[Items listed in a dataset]
----
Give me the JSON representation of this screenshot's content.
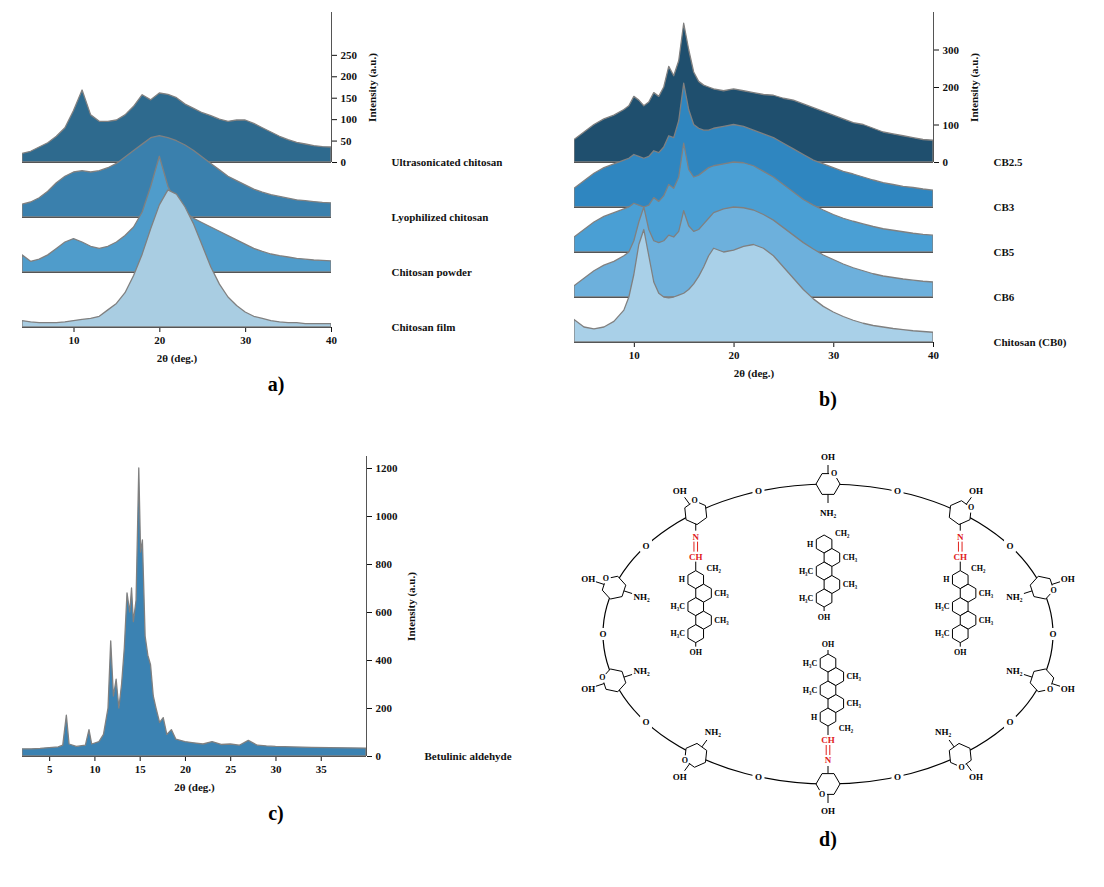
{
  "chart_data": [
    {
      "type": "area",
      "title": "a)",
      "x": [
        4,
        5,
        6,
        7,
        8,
        9,
        10,
        11,
        12,
        13,
        14,
        15,
        16,
        17,
        18,
        19,
        20,
        21,
        22,
        23,
        24,
        25,
        26,
        27,
        28,
        29,
        30,
        31,
        32,
        33,
        34,
        35,
        36,
        37,
        38,
        39,
        40
      ],
      "xlim": [
        4,
        40
      ],
      "xticks": [
        10,
        20,
        30,
        40
      ],
      "xlabel": "2θ (deg.)",
      "ylim": [
        0,
        350
      ],
      "yticks": [
        0,
        50,
        100,
        150,
        200,
        250
      ],
      "ylabel": "Intensity (a.u.)",
      "series": [
        {
          "name": "Ultrasonicated chitosan",
          "color": "#2e6a8e",
          "values": [
            20,
            25,
            35,
            45,
            60,
            80,
            120,
            168,
            110,
            95,
            95,
            98,
            110,
            130,
            157,
            145,
            161,
            158,
            150,
            135,
            125,
            115,
            108,
            100,
            95,
            98,
            98,
            90,
            80,
            70,
            60,
            52,
            46,
            42,
            38,
            36,
            35
          ]
        },
        {
          "name": "Lyophilized chitosan",
          "color": "#3a80ad",
          "values": [
            30,
            35,
            45,
            60,
            80,
            95,
            105,
            108,
            105,
            108,
            115,
            125,
            140,
            155,
            170,
            185,
            190,
            185,
            178,
            168,
            155,
            140,
            125,
            110,
            95,
            85,
            75,
            65,
            58,
            52,
            48,
            44,
            40,
            38,
            36,
            34,
            33
          ]
        },
        {
          "name": "Chitosan powder",
          "color": "#4f9ccb",
          "values": [
            40,
            25,
            30,
            40,
            55,
            70,
            78,
            70,
            60,
            55,
            60,
            70,
            85,
            105,
            140,
            200,
            270,
            200,
            160,
            140,
            125,
            115,
            105,
            95,
            85,
            75,
            65,
            55,
            48,
            42,
            38,
            35,
            32,
            30,
            28,
            27,
            26
          ]
        },
        {
          "name": "Chitosan film",
          "color": "#a9cde2",
          "values": [
            15,
            12,
            10,
            10,
            10,
            12,
            15,
            18,
            20,
            25,
            40,
            55,
            80,
            120,
            170,
            230,
            285,
            320,
            310,
            280,
            240,
            190,
            140,
            100,
            70,
            50,
            35,
            25,
            20,
            15,
            12,
            10,
            10,
            8,
            8,
            8,
            8
          ]
        }
      ]
    },
    {
      "type": "area",
      "title": "b)",
      "x": [
        4,
        5,
        6,
        7,
        8,
        9,
        9.5,
        10,
        10.5,
        11,
        11.5,
        12,
        12.5,
        13,
        13.5,
        14,
        14.5,
        15,
        15.5,
        16,
        16.5,
        17,
        17.5,
        18,
        19,
        20,
        21,
        22,
        23,
        24,
        25,
        26,
        27,
        28,
        29,
        30,
        31,
        32,
        33,
        34,
        35,
        36,
        37,
        38,
        39,
        40
      ],
      "xlim": [
        4,
        40
      ],
      "xticks": [
        10,
        20,
        30,
        40
      ],
      "xlabel": "2θ (deg.)",
      "ylim": [
        0,
        400
      ],
      "yticks": [
        0,
        100,
        200,
        300
      ],
      "ylabel": "Intensity (a.u.)",
      "series": [
        {
          "name": "CB2.5",
          "color": "#1f4f6e",
          "values": [
            60,
            80,
            100,
            115,
            125,
            140,
            150,
            175,
            165,
            150,
            160,
            185,
            175,
            200,
            255,
            230,
            270,
            370,
            300,
            240,
            215,
            205,
            200,
            195,
            190,
            195,
            190,
            185,
            180,
            178,
            170,
            165,
            155,
            145,
            135,
            125,
            115,
            105,
            100,
            90,
            80,
            75,
            70,
            65,
            60,
            58
          ]
        },
        {
          "name": "CB3",
          "color": "#2f86c0",
          "values": [
            50,
            70,
            90,
            105,
            115,
            125,
            130,
            140,
            135,
            130,
            135,
            150,
            145,
            160,
            190,
            185,
            230,
            330,
            260,
            220,
            210,
            205,
            205,
            210,
            215,
            220,
            215,
            205,
            195,
            185,
            170,
            155,
            140,
            125,
            115,
            105,
            95,
            88,
            80,
            72,
            65,
            60,
            55,
            52,
            48,
            45
          ]
        },
        {
          "name": "CB5",
          "color": "#4a9fd4",
          "values": [
            40,
            60,
            80,
            95,
            105,
            115,
            120,
            130,
            125,
            120,
            125,
            145,
            135,
            150,
            180,
            170,
            200,
            290,
            220,
            200,
            205,
            215,
            225,
            230,
            235,
            240,
            238,
            230,
            215,
            200,
            180,
            160,
            140,
            125,
            112,
            100,
            90,
            82,
            75,
            68,
            62,
            58,
            54,
            50,
            47,
            45
          ]
        },
        {
          "name": "CB6",
          "color": "#6db0dc",
          "values": [
            30,
            50,
            70,
            85,
            95,
            110,
            120,
            150,
            200,
            240,
            180,
            150,
            145,
            150,
            165,
            160,
            175,
            230,
            190,
            175,
            180,
            195,
            210,
            225,
            235,
            240,
            238,
            232,
            220,
            205,
            185,
            165,
            145,
            128,
            112,
            100,
            88,
            78,
            70,
            62,
            56,
            52,
            48,
            45,
            42,
            40
          ]
        },
        {
          "name": "Chitosan (CB0)",
          "color": "#a9d0e8",
          "values": [
            60,
            40,
            35,
            40,
            55,
            85,
            120,
            180,
            260,
            300,
            230,
            160,
            130,
            120,
            118,
            120,
            125,
            130,
            140,
            155,
            175,
            200,
            230,
            250,
            240,
            245,
            255,
            260,
            250,
            230,
            200,
            170,
            140,
            115,
            95,
            80,
            68,
            58,
            50,
            44,
            40,
            36,
            33,
            30,
            28,
            26
          ]
        }
      ]
    },
    {
      "type": "area",
      "title": "c)",
      "x": [
        2,
        3,
        4,
        5,
        6,
        6.5,
        6.9,
        7.2,
        8,
        9,
        9.4,
        9.7,
        10.5,
        11,
        11.5,
        11.8,
        12.1,
        12.4,
        12.7,
        13,
        13.3,
        13.6,
        13.9,
        14.1,
        14.3,
        14.6,
        14.9,
        15.1,
        15.3,
        15.6,
        15.9,
        16.2,
        16.5,
        16.8,
        17.2,
        17.6,
        18,
        18.5,
        19,
        20,
        21,
        22,
        23,
        24,
        25,
        26,
        27,
        28,
        29,
        30,
        32,
        34,
        36,
        38,
        40
      ],
      "xlim": [
        2,
        40
      ],
      "xticks": [
        5,
        10,
        15,
        20,
        25,
        30,
        35
      ],
      "xlabel": "2θ (deg.)",
      "ylim": [
        0,
        1250
      ],
      "yticks": [
        0,
        200,
        400,
        600,
        800,
        1000,
        1200
      ],
      "ylabel": "Intensity (a.u.)",
      "series": [
        {
          "name": "Betulinic aldehyde",
          "color": "#3b82b2",
          "values": [
            30,
            30,
            32,
            35,
            38,
            45,
            170,
            50,
            40,
            45,
            110,
            50,
            60,
            90,
            200,
            480,
            250,
            320,
            200,
            300,
            450,
            680,
            600,
            700,
            560,
            650,
            1200,
            850,
            900,
            500,
            420,
            380,
            250,
            200,
            140,
            160,
            90,
            110,
            70,
            60,
            55,
            50,
            60,
            48,
            50,
            45,
            65,
            45,
            42,
            40,
            38,
            36,
            35,
            34,
            33
          ]
        }
      ]
    }
  ],
  "diagram": {
    "title": "d)",
    "links": [
      "O",
      "O",
      "O",
      "O",
      "O",
      "O",
      "O",
      "O",
      "O",
      "O"
    ],
    "chitosan_units": [
      {
        "ring": "O",
        "outer": "OH",
        "inner": "NH₂"
      },
      {
        "ring": "O",
        "outer": "OH",
        "inner": [
          "N",
          "CH"
        ],
        "betulin": {
          "groups": [
            "H",
            "CH₃",
            "H₃C",
            "CH₃",
            "H₃C"
          ],
          "vinyl": "CH₂",
          "end": "OH"
        }
      },
      {
        "ring": "O",
        "outer": "OH",
        "inner": "NH₂"
      },
      {
        "ring": "O",
        "outer": "OH",
        "inner": "NH₂"
      },
      {
        "ring": "O",
        "outer": "OH",
        "inner": "NH₂"
      },
      {
        "ring": "O",
        "outer": "OH",
        "inner": [
          "N",
          "CH"
        ],
        "betulin": {
          "groups": [
            "H",
            "CH₃",
            "H₃C",
            "CH₃",
            "H₃C"
          ],
          "vinyl": "CH₂",
          "end": "OH"
        }
      },
      {
        "ring": "O",
        "outer": "OH",
        "inner": "NH₂"
      },
      {
        "ring": "O",
        "outer": "OH",
        "inner": "NH₂"
      },
      {
        "ring": "O",
        "outer": "OH",
        "inner": "NH₂"
      },
      {
        "ring": "O",
        "outer": "OH",
        "inner": [
          "N",
          "CH"
        ],
        "betulin": {
          "groups": [
            "H",
            "CH₃",
            "H₃C",
            "CH₃",
            "H₃C"
          ],
          "vinyl": "CH₂",
          "end": "OH"
        }
      }
    ],
    "free_betulin": [
      {
        "groups": [
          "H",
          "CH₃",
          "H₃C",
          "CH₃",
          "H₃C"
        ],
        "vinyl": "CH₂",
        "end": "OH"
      }
    ]
  }
}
----
Directions for this task:
How many lines in the records above contain the word "color"? Reply with the number and nothing more.

The response:
10